* **Input material**:
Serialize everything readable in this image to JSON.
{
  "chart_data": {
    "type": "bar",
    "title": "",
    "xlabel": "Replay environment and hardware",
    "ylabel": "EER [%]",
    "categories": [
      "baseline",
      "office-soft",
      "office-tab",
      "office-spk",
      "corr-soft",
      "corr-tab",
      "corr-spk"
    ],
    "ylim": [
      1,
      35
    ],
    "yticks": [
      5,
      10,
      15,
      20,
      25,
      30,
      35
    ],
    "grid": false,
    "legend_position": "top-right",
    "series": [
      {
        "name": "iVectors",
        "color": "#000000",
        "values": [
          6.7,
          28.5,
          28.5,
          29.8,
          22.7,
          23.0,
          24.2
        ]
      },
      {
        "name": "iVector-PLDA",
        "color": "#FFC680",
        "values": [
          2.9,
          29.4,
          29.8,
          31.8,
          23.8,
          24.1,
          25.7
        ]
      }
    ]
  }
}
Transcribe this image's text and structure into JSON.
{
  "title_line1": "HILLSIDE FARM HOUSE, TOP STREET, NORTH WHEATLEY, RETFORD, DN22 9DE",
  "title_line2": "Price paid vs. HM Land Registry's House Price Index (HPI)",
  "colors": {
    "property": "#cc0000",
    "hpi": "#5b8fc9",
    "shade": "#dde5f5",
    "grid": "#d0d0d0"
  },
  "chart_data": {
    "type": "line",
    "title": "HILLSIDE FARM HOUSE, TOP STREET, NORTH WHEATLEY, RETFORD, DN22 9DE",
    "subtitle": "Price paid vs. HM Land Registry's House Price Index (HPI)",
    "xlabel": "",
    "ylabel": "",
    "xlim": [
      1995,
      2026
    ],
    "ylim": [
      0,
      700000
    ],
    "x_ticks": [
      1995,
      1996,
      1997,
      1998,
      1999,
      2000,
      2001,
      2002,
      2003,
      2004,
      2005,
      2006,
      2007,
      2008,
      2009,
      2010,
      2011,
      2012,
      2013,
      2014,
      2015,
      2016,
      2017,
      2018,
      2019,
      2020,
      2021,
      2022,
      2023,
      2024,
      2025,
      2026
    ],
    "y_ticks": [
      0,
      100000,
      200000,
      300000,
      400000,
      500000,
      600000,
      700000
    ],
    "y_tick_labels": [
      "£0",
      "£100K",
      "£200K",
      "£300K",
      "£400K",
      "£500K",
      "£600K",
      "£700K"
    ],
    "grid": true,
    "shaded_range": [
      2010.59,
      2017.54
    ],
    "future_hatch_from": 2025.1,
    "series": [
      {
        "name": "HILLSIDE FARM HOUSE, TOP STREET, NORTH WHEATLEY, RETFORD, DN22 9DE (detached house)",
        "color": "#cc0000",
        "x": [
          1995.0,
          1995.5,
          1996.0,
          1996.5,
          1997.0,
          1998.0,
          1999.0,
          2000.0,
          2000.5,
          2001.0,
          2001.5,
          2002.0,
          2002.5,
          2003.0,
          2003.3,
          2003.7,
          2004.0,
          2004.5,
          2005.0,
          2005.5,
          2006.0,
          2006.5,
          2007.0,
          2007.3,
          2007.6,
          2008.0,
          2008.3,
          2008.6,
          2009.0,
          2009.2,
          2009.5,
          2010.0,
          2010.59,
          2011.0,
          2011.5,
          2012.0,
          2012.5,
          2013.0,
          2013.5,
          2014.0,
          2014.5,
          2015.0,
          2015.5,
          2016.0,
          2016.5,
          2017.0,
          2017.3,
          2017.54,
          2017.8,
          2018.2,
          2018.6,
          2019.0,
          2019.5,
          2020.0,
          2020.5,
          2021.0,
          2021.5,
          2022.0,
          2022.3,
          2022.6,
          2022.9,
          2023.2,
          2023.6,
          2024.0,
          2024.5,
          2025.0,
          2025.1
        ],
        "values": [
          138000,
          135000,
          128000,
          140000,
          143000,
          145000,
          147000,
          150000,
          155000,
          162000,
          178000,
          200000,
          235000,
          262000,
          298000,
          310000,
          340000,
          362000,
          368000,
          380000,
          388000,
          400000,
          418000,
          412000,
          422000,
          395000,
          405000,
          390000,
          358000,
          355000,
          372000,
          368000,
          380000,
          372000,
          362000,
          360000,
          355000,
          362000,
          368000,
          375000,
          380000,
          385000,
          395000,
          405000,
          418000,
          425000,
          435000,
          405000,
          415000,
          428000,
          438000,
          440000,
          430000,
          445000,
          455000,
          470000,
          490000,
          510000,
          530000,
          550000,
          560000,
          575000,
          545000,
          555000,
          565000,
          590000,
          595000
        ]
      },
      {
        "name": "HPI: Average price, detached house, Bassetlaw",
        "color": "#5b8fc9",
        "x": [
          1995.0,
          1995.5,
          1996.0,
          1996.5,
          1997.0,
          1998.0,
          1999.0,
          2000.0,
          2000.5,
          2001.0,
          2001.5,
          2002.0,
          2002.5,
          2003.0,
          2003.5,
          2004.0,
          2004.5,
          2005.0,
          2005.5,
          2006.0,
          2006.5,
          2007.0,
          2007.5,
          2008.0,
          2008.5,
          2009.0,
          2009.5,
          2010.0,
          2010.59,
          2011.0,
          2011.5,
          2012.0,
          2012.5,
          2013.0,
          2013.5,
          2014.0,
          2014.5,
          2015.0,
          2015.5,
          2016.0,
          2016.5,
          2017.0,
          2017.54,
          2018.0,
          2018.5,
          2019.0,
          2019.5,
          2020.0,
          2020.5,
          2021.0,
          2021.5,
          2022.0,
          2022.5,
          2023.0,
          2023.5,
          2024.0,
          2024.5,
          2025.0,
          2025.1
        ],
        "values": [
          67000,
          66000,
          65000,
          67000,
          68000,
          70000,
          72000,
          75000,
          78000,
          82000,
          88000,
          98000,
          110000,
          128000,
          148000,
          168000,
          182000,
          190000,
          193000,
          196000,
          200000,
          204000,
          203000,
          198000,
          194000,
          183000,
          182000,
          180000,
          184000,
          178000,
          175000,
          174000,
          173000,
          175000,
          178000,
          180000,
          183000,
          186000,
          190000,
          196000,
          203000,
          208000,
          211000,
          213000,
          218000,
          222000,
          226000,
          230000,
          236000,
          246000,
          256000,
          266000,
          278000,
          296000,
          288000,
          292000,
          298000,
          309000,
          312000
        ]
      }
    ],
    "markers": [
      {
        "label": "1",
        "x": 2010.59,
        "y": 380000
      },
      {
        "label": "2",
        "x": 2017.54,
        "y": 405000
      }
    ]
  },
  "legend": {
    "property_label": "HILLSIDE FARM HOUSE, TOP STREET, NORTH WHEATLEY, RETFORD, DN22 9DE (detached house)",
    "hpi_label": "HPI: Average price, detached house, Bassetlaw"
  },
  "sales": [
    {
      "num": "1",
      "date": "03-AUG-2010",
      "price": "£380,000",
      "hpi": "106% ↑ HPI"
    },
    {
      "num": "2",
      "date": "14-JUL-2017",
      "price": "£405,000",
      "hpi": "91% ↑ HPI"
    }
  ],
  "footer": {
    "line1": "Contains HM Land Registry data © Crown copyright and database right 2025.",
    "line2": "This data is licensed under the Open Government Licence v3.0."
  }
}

* **Request**: Write out the listing once more, matching it exactly.

* **Exercise response**:
Serialize everything readable in this image to JSON.
{
  "chart_data": {
    "type": "bar",
    "title": "",
    "xlabel": "Replay environment and hardware",
    "ylabel": "EER [%]",
    "categories": [
      "baseline",
      "office-soft",
      "office-tab",
      "office-spk",
      "corr-soft",
      "corr-tab",
      "corr-spk"
    ],
    "ylim": [
      1,
      35
    ],
    "yticks": [
      5,
      10,
      15,
      20,
      25,
      30,
      35
    ],
    "grid": false,
    "legend_position": "top-right",
    "series": [
      {
        "name": "iVectors",
        "color": "#000000",
        "values": [
          6.7,
          28.5,
          28.5,
          29.8,
          22.7,
          23.0,
          24.2
        ]
      },
      {
        "name": "iVector-PLDA",
        "color": "#FFC680",
        "values": [
          2.9,
          29.4,
          29.8,
          31.8,
          23.8,
          24.1,
          25.7
        ]
      }
    ]
  }
}
Transcribe this image's text and structure into JSON.
{
  "title_line1": "HILLSIDE FARM HOUSE, TOP STREET, NORTH WHEATLEY, RETFORD, DN22 9DE",
  "title_line2": "Price paid vs. HM Land Registry's House Price Index (HPI)",
  "colors": {
    "property": "#cc0000",
    "hpi": "#5b8fc9",
    "shade": "#dde5f5",
    "grid": "#d0d0d0"
  },
  "chart_data": {
    "type": "line",
    "title": "HILLSIDE FARM HOUSE, TOP STREET, NORTH WHEATLEY, RETFORD, DN22 9DE",
    "subtitle": "Price paid vs. HM Land Registry's House Price Index (HPI)",
    "xlabel": "",
    "ylabel": "",
    "xlim": [
      1995,
      2026
    ],
    "ylim": [
      0,
      700000
    ],
    "x_ticks": [
      1995,
      1996,
      1997,
      1998,
      1999,
      2000,
      2001,
      2002,
      2003,
      2004,
      2005,
      2006,
      2007,
      2008,
      2009,
      2010,
      2011,
      2012,
      2013,
      2014,
      2015,
      2016,
      2017,
      2018,
      2019,
      2020,
      2021,
      2022,
      2023,
      2024,
      2025,
      2026
    ],
    "y_ticks": [
      0,
      100000,
      200000,
      300000,
      400000,
      500000,
      600000,
      700000
    ],
    "y_tick_labels": [
      "£0",
      "£100K",
      "£200K",
      "£300K",
      "£400K",
      "£500K",
      "£600K",
      "£700K"
    ],
    "grid": true,
    "shaded_range": [
      2010.59,
      2017.54
    ],
    "future_hatch_from": 2025.1,
    "series": [
      {
        "name": "HILLSIDE FARM HOUSE, TOP STREET, NORTH WHEATLEY, RETFORD, DN22 9DE (detached house)",
        "color": "#cc0000",
        "x": [
          1995.0,
          1995.5,
          1996.0,
          1996.5,
          1997.0,
          1998.0,
          1999.0,
          2000.0,
          2000.5,
          2001.0,
          2001.5,
          2002.0,
          2002.5,
          2003.0,
          2003.3,
          2003.7,
          2004.0,
          2004.5,
          2005.0,
          2005.5,
          2006.0,
          2006.5,
          2007.0,
          2007.3,
          2007.6,
          2008.0,
          2008.3,
          2008.6,
          2009.0,
          2009.2,
          2009.5,
          2010.0,
          2010.59,
          2011.0,
          2011.5,
          2012.0,
          2012.5,
          2013.0,
          2013.5,
          2014.0,
          2014.5,
          2015.0,
          2015.5,
          2016.0,
          2016.5,
          2017.0,
          2017.3,
          2017.54,
          2017.8,
          2018.2,
          2018.6,
          2019.0,
          2019.5,
          2020.0,
          2020.5,
          2021.0,
          2021.5,
          2022.0,
          2022.3,
          2022.6,
          2022.9,
          2023.2,
          2023.6,
          2024.0,
          2024.5,
          2025.0,
          2025.1
        ],
        "values": [
          138000,
          135000,
          128000,
          140000,
          143000,
          145000,
          147000,
          150000,
          155000,
          162000,
          178000,
          200000,
          235000,
          262000,
          298000,
          310000,
          340000,
          362000,
          368000,
          380000,
          388000,
          400000,
          418000,
          412000,
          422000,
          395000,
          405000,
          390000,
          358000,
          355000,
          372000,
          368000,
          380000,
          372000,
          362000,
          360000,
          355000,
          362000,
          368000,
          375000,
          380000,
          385000,
          395000,
          405000,
          418000,
          425000,
          435000,
          405000,
          415000,
          428000,
          438000,
          440000,
          430000,
          445000,
          455000,
          470000,
          490000,
          510000,
          530000,
          550000,
          560000,
          575000,
          545000,
          555000,
          565000,
          590000,
          595000
        ]
      },
      {
        "name": "HPI: Average price, detached house, Bassetlaw",
        "color": "#5b8fc9",
        "x": [
          1995.0,
          1995.5,
          1996.0,
          1996.5,
          1997.0,
          1998.0,
          1999.0,
          2000.0,
          2000.5,
          2001.0,
          2001.5,
          2002.0,
          2002.5,
          2003.0,
          2003.5,
          2004.0,
          2004.5,
          2005.0,
          2005.5,
          2006.0,
          2006.5,
          2007.0,
          2007.5,
          2008.0,
          2008.5,
          2009.0,
          2009.5,
          2010.0,
          2010.59,
          2011.0,
          2011.5,
          2012.0,
          2012.5,
          2013.0,
          2013.5,
          2014.0,
          2014.5,
          2015.0,
          2015.5,
          2016.0,
          2016.5,
          2017.0,
          2017.54,
          2018.0,
          2018.5,
          2019.0,
          2019.5,
          2020.0,
          2020.5,
          2021.0,
          2021.5,
          2022.0,
          2022.5,
          2023.0,
          2023.5,
          2024.0,
          2024.5,
          2025.0,
          2025.1
        ],
        "values": [
          67000,
          66000,
          65000,
          67000,
          68000,
          70000,
          72000,
          75000,
          78000,
          82000,
          88000,
          98000,
          110000,
          128000,
          148000,
          168000,
          182000,
          190000,
          193000,
          196000,
          200000,
          204000,
          203000,
          198000,
          194000,
          183000,
          182000,
          180000,
          184000,
          178000,
          175000,
          174000,
          173000,
          175000,
          178000,
          180000,
          183000,
          186000,
          190000,
          196000,
          203000,
          208000,
          211000,
          213000,
          218000,
          222000,
          226000,
          230000,
          236000,
          246000,
          256000,
          266000,
          278000,
          296000,
          288000,
          292000,
          298000,
          309000,
          312000
        ]
      }
    ],
    "markers": [
      {
        "label": "1",
        "x": 2010.59,
        "y": 380000
      },
      {
        "label": "2",
        "x": 2017.54,
        "y": 405000
      }
    ]
  },
  "legend": {
    "property_label": "HILLSIDE FARM HOUSE, TOP STREET, NORTH WHEATLEY, RETFORD, DN22 9DE (detached house)",
    "hpi_label": "HPI: Average price, detached house, Bassetlaw"
  },
  "sales": [
    {
      "num": "1",
      "date": "03-AUG-2010",
      "price": "£380,000",
      "hpi": "106% ↑ HPI"
    },
    {
      "num": "2",
      "date": "14-JUL-2017",
      "price": "£405,000",
      "hpi": "91% ↑ HPI"
    }
  ],
  "footer": {
    "line1": "Contains HM Land Registry data © Crown copyright and database right 2025.",
    "line2": "This data is licensed under the Open Government Licence v3.0."
  }
}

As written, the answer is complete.